Stored records
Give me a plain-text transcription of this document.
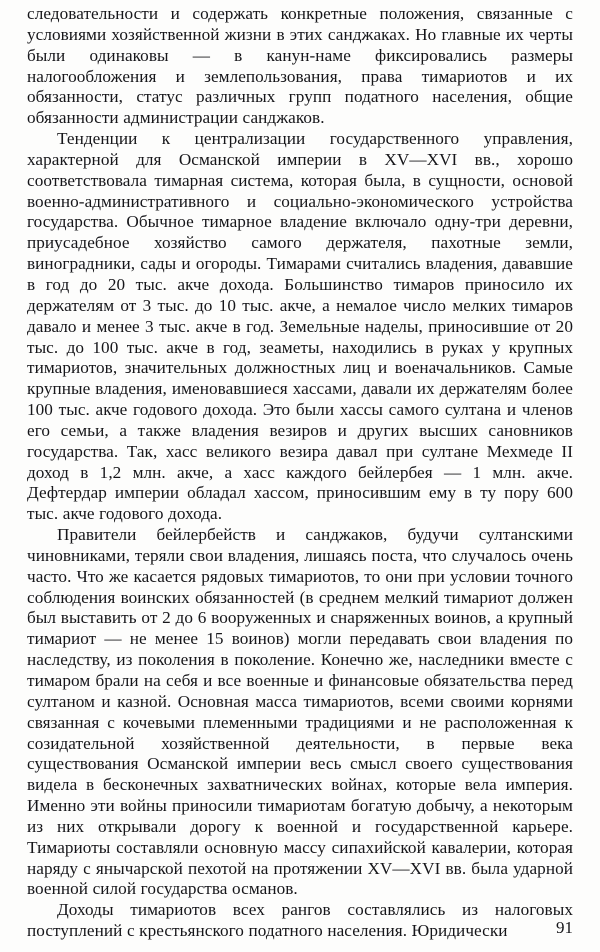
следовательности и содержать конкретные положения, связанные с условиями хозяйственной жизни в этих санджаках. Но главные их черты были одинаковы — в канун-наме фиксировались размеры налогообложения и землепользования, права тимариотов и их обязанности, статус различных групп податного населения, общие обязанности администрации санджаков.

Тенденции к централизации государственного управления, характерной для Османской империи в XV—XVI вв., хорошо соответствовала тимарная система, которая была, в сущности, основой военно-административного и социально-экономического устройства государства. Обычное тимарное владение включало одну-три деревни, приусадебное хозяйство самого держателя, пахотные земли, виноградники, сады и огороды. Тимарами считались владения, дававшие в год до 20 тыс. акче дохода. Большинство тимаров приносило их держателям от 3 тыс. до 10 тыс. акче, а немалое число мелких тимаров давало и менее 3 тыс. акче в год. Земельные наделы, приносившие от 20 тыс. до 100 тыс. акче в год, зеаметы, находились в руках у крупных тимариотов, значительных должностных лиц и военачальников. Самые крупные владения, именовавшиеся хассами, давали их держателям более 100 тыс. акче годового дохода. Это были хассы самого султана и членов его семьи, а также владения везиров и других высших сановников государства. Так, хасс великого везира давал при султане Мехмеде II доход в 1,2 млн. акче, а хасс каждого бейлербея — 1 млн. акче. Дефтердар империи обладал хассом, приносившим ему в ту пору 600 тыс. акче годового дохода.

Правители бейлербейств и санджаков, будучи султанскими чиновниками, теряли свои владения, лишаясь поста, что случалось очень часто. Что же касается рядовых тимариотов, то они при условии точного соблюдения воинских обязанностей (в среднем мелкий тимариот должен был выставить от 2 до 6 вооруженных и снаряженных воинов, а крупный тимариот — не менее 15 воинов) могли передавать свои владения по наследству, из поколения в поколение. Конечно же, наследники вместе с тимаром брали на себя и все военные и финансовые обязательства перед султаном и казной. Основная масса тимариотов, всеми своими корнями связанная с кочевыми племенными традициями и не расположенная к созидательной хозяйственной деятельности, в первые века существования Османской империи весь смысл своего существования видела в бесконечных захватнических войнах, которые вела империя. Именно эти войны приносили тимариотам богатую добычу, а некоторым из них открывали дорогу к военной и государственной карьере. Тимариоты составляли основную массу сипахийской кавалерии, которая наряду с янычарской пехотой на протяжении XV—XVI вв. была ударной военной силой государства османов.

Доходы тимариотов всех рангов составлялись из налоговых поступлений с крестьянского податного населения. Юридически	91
==
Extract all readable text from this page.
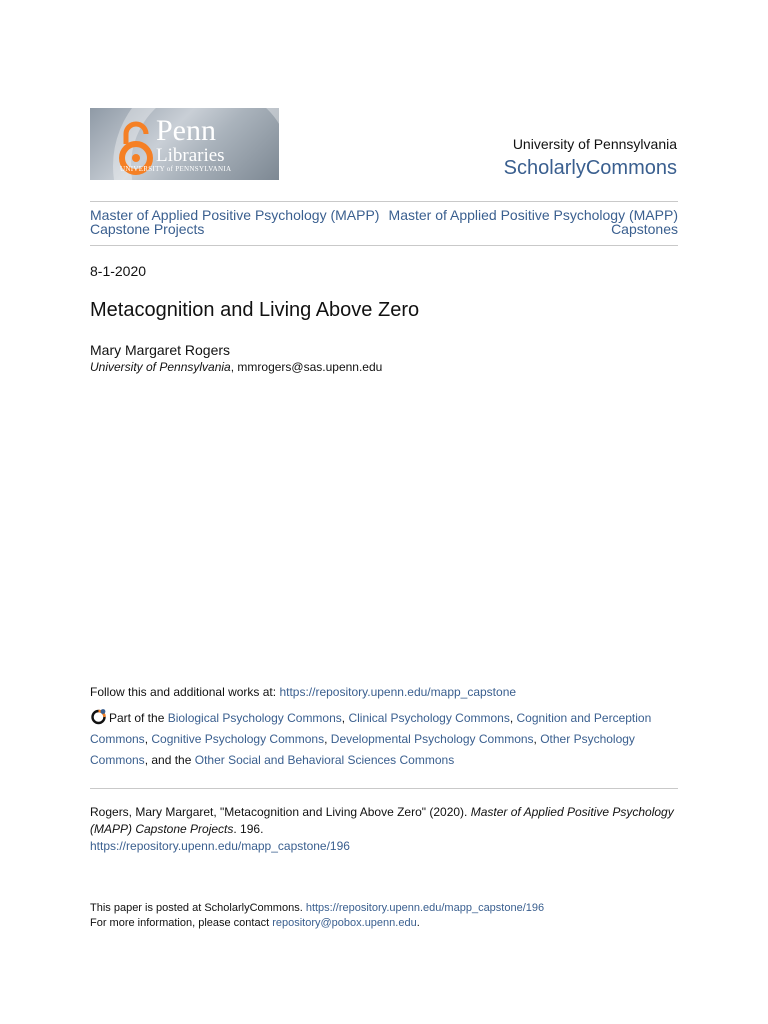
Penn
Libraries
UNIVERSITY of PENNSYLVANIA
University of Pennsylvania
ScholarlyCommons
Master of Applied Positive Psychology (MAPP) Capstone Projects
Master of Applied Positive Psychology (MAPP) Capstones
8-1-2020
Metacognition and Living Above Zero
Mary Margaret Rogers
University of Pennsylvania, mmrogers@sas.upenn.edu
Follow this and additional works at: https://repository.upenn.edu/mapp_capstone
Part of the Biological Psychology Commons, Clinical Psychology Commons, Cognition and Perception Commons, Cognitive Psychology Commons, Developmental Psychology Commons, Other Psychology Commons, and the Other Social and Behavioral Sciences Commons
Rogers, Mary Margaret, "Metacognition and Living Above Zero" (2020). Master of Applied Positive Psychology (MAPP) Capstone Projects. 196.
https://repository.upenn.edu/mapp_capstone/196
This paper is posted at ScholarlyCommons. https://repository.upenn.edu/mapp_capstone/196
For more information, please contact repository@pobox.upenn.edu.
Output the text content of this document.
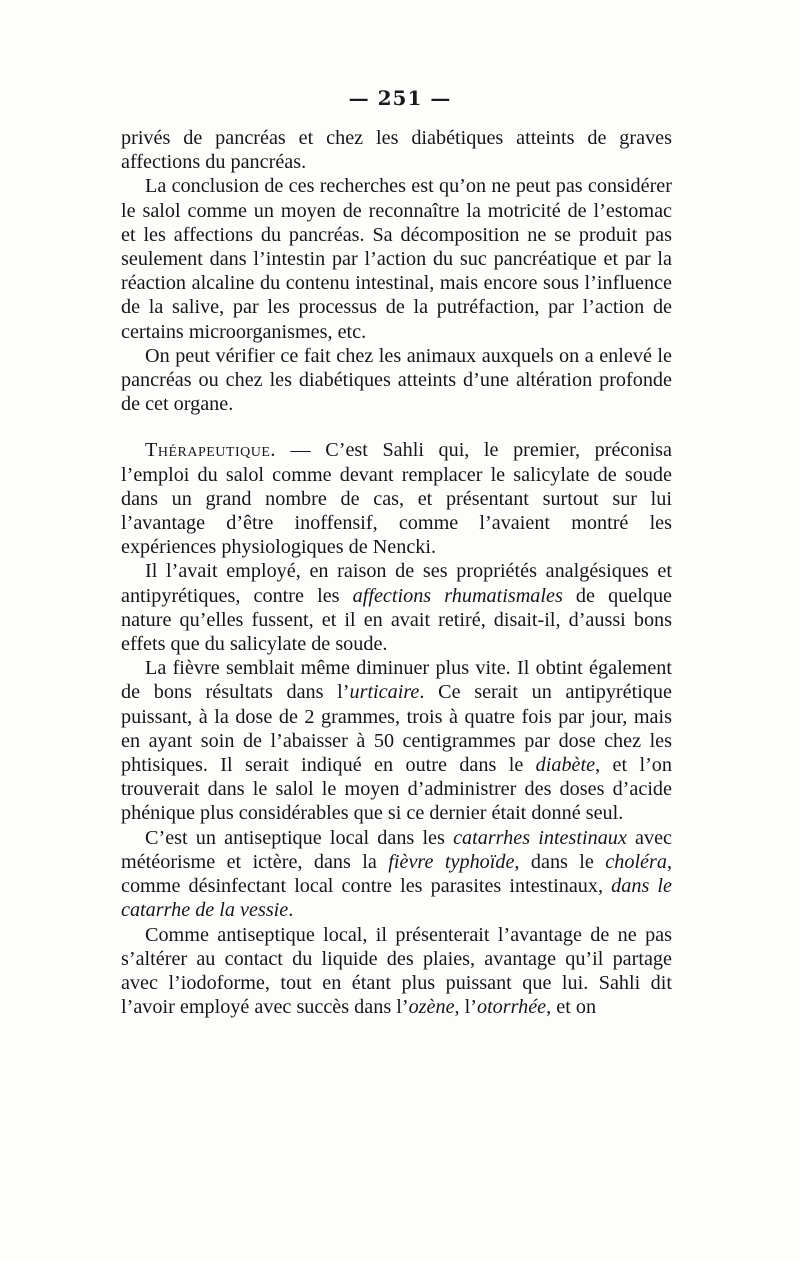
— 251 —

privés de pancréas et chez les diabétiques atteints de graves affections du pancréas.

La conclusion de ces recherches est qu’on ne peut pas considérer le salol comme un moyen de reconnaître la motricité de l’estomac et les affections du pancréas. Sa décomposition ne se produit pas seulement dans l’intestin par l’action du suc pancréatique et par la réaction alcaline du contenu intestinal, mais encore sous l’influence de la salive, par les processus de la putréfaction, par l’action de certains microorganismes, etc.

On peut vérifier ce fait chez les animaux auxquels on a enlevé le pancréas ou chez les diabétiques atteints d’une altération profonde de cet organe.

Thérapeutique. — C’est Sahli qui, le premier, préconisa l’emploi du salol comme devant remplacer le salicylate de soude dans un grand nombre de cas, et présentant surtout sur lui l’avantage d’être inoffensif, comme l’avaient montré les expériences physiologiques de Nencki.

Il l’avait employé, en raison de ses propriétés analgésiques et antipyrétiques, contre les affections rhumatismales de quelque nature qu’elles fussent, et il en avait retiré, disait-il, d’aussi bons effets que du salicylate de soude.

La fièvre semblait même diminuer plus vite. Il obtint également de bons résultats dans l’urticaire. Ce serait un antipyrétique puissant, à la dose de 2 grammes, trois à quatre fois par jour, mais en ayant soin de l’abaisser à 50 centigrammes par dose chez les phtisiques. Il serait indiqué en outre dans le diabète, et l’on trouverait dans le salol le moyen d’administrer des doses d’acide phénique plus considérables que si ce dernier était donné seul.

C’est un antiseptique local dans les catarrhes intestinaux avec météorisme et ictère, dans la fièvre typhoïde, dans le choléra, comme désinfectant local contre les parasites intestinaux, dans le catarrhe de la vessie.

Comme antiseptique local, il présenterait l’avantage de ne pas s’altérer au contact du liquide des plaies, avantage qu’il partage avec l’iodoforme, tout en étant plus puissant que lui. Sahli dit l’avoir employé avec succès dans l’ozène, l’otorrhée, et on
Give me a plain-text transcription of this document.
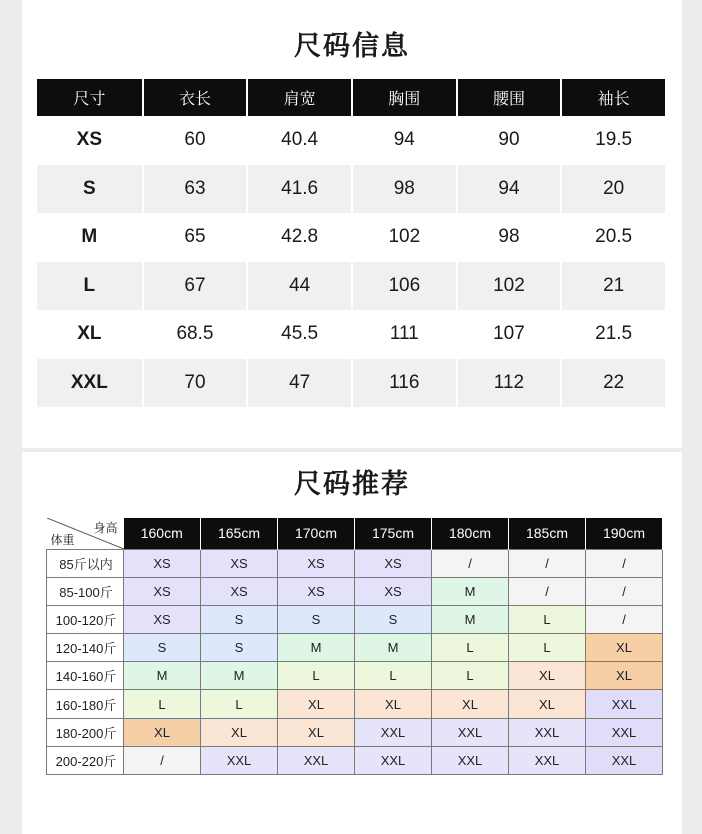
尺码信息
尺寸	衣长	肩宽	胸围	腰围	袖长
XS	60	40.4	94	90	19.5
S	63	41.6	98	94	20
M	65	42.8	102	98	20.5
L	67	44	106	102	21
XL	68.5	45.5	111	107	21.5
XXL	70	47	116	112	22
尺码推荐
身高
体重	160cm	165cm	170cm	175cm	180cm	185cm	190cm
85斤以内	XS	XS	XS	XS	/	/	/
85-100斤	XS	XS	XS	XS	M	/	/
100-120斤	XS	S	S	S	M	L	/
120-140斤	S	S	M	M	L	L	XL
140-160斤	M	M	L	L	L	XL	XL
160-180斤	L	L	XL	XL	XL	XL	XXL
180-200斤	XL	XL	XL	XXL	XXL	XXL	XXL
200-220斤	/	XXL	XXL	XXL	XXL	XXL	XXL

• [PROBLEM TO SOLVE]
Copy in full each line that holds the word "населения".

• [THE COMPLETED TASK]
следовательности и содержать конкретные положения, связанные с условиями хозяйственной жизни в этих санджаках. Но главные их черты были одинаковы — в канун-наме фиксировались размеры налогообложения и землепользования, права тимариотов и их обязанности, статус различных групп податного населения, общие обязанности администрации санджаков.
Доходы тимариотов всех рангов составлялись из налоговых поступлений с крестьянского податного населения. Юридически	91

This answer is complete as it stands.